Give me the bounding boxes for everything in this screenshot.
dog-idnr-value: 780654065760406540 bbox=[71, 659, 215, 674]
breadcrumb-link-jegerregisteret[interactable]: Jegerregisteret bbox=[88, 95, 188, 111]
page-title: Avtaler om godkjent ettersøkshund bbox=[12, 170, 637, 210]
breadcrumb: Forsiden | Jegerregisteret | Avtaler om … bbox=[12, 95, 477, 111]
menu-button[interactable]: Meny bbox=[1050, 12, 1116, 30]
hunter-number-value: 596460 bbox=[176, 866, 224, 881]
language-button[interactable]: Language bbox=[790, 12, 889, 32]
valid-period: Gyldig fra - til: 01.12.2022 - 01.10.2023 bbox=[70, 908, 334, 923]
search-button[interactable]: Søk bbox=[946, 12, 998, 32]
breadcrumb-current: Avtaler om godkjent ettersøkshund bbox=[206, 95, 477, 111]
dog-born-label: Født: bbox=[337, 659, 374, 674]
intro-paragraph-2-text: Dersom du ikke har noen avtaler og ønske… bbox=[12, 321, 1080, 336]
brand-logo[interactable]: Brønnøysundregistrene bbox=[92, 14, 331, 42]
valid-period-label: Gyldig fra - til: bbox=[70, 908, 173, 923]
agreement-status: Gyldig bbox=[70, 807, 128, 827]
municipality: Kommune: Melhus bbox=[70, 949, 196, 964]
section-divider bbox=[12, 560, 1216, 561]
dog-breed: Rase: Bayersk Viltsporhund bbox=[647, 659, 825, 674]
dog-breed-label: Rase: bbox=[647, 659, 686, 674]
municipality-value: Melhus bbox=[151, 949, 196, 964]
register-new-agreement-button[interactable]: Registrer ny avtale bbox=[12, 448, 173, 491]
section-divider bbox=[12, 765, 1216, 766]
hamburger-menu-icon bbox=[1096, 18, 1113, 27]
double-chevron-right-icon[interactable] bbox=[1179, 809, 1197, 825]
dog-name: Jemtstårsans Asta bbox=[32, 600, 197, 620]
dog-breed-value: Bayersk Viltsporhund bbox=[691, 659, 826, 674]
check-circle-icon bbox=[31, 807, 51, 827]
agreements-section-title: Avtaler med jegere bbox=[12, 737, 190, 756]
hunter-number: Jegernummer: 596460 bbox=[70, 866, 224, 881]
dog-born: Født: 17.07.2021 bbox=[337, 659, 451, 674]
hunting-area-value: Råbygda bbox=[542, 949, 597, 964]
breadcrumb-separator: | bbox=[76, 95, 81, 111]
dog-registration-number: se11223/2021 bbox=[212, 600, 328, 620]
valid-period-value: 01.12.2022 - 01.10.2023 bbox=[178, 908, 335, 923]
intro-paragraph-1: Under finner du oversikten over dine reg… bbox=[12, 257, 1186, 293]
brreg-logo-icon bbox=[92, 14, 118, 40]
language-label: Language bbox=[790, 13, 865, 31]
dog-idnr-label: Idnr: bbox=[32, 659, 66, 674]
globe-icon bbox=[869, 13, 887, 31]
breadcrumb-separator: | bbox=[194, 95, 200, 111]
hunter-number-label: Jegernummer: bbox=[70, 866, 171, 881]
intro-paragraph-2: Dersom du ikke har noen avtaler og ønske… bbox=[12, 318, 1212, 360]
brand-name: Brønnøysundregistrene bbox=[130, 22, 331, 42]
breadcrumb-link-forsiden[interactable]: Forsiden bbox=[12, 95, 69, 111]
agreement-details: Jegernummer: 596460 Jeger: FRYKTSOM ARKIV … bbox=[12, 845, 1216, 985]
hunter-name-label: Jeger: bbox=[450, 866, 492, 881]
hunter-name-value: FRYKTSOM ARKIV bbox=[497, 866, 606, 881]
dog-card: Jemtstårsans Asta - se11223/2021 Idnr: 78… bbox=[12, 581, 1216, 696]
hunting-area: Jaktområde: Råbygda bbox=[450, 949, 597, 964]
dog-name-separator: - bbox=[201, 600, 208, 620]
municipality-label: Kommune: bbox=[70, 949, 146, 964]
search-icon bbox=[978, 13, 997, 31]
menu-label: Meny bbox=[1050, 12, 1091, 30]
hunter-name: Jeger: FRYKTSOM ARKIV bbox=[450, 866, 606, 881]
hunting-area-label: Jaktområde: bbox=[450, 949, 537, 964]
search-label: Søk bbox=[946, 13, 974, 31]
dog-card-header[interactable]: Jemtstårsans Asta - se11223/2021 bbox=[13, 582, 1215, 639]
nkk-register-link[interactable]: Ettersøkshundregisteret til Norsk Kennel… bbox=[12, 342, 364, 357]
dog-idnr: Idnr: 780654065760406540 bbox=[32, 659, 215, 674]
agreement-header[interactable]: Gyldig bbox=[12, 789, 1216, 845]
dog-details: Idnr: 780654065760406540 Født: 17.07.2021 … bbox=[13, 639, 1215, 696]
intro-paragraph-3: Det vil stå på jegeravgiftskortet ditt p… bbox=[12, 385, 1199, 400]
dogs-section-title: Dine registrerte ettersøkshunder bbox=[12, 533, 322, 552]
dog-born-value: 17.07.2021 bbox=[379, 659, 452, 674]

(Instruction): Switch each "section-divider" in the records above to "section-separator", then write out all the lines again with nothing else changed.

(Reply):
Give me the bounding boxes for everything in this screenshot.
dog-idnr-value: 780654065760406540 bbox=[71, 659, 215, 674]
breadcrumb-link-jegerregisteret[interactable]: Jegerregisteret bbox=[88, 95, 188, 111]
page-title: Avtaler om godkjent ettersøkshund bbox=[12, 170, 637, 210]
breadcrumb: Forsiden | Jegerregisteret | Avtaler om … bbox=[12, 95, 477, 111]
menu-button[interactable]: Meny bbox=[1050, 12, 1116, 30]
hunter-number-value: 596460 bbox=[176, 866, 224, 881]
language-button[interactable]: Language bbox=[790, 12, 889, 32]
valid-period: Gyldig fra - til: 01.12.2022 - 01.10.2023 bbox=[70, 908, 334, 923]
search-button[interactable]: Søk bbox=[946, 12, 998, 32]
breadcrumb-current: Avtaler om godkjent ettersøkshund bbox=[206, 95, 477, 111]
dog-born-label: Født: bbox=[337, 659, 374, 674]
intro-paragraph-2-text: Dersom du ikke har noen avtaler og ønske… bbox=[12, 321, 1080, 336]
brand-logo[interactable]: Brønnøysundregistrene bbox=[92, 14, 331, 42]
valid-period-label: Gyldig fra - til: bbox=[70, 908, 173, 923]
agreement-status: Gyldig bbox=[70, 807, 128, 827]
municipality: Kommune: Melhus bbox=[70, 949, 196, 964]
section-separator bbox=[12, 560, 1216, 561]
dog-breed: Rase: Bayersk Viltsporhund bbox=[647, 659, 825, 674]
dog-breed-label: Rase: bbox=[647, 659, 686, 674]
municipality-value: Melhus bbox=[151, 949, 196, 964]
register-new-agreement-button[interactable]: Registrer ny avtale bbox=[12, 448, 173, 491]
section-separator bbox=[12, 765, 1216, 766]
hamburger-menu-icon bbox=[1096, 18, 1113, 27]
double-chevron-right-icon[interactable] bbox=[1179, 809, 1197, 825]
dog-name: Jemtstårsans Asta bbox=[32, 600, 197, 620]
dog-breed-value: Bayersk Viltsporhund bbox=[691, 659, 826, 674]
check-circle-icon bbox=[31, 807, 51, 827]
agreements-section-title: Avtaler med jegere bbox=[12, 737, 190, 756]
hunter-number: Jegernummer: 596460 bbox=[70, 866, 224, 881]
dog-born: Født: 17.07.2021 bbox=[337, 659, 451, 674]
hunting-area-value: Råbygda bbox=[542, 949, 597, 964]
breadcrumb-separator: | bbox=[76, 95, 81, 111]
dog-registration-number: se11223/2021 bbox=[212, 600, 328, 620]
valid-period-value: 01.12.2022 - 01.10.2023 bbox=[178, 908, 335, 923]
intro-paragraph-1: Under finner du oversikten over dine reg… bbox=[12, 257, 1186, 293]
brreg-logo-icon bbox=[92, 14, 118, 40]
language-label: Language bbox=[790, 13, 865, 31]
dog-idnr-label: Idnr: bbox=[32, 659, 66, 674]
globe-icon bbox=[869, 13, 887, 31]
breadcrumb-separator: | bbox=[194, 95, 200, 111]
hunter-number-label: Jegernummer: bbox=[70, 866, 171, 881]
intro-paragraph-2: Dersom du ikke har noen avtaler og ønske… bbox=[12, 318, 1212, 360]
brand-name: Brønnøysundregistrene bbox=[130, 22, 331, 42]
breadcrumb-link-forsiden[interactable]: Forsiden bbox=[12, 95, 69, 111]
agreement-details: Jegernummer: 596460 Jeger: FRYKTSOM ARKIV … bbox=[12, 845, 1216, 985]
hunter-name-label: Jeger: bbox=[450, 866, 492, 881]
hunter-name-value: FRYKTSOM ARKIV bbox=[497, 866, 606, 881]
dog-card: Jemtstårsans Asta - se11223/2021 Idnr: 78… bbox=[12, 581, 1216, 696]
hunting-area: Jaktområde: Råbygda bbox=[450, 949, 597, 964]
dog-name-separator: - bbox=[201, 600, 208, 620]
municipality-label: Kommune: bbox=[70, 949, 146, 964]
search-icon bbox=[978, 13, 997, 31]
menu-label: Meny bbox=[1050, 12, 1091, 30]
hunter-name: Jeger: FRYKTSOM ARKIV bbox=[450, 866, 606, 881]
hunting-area-label: Jaktområde: bbox=[450, 949, 537, 964]
search-label: Søk bbox=[946, 13, 974, 31]
dog-card-header[interactable]: Jemtstårsans Asta - se11223/2021 bbox=[13, 582, 1215, 639]
nkk-register-link[interactable]: Ettersøkshundregisteret til Norsk Kennel… bbox=[12, 342, 364, 357]
dog-idnr: Idnr: 780654065760406540 bbox=[32, 659, 215, 674]
agreement-header[interactable]: Gyldig bbox=[12, 789, 1216, 845]
dog-details: Idnr: 780654065760406540 Født: 17.07.2021 … bbox=[13, 639, 1215, 696]
intro-paragraph-3: Det vil stå på jegeravgiftskortet ditt p… bbox=[12, 385, 1199, 400]
dogs-section-title: Dine registrerte ettersøkshunder bbox=[12, 533, 322, 552]
dog-born-value: 17.07.2021 bbox=[379, 659, 452, 674]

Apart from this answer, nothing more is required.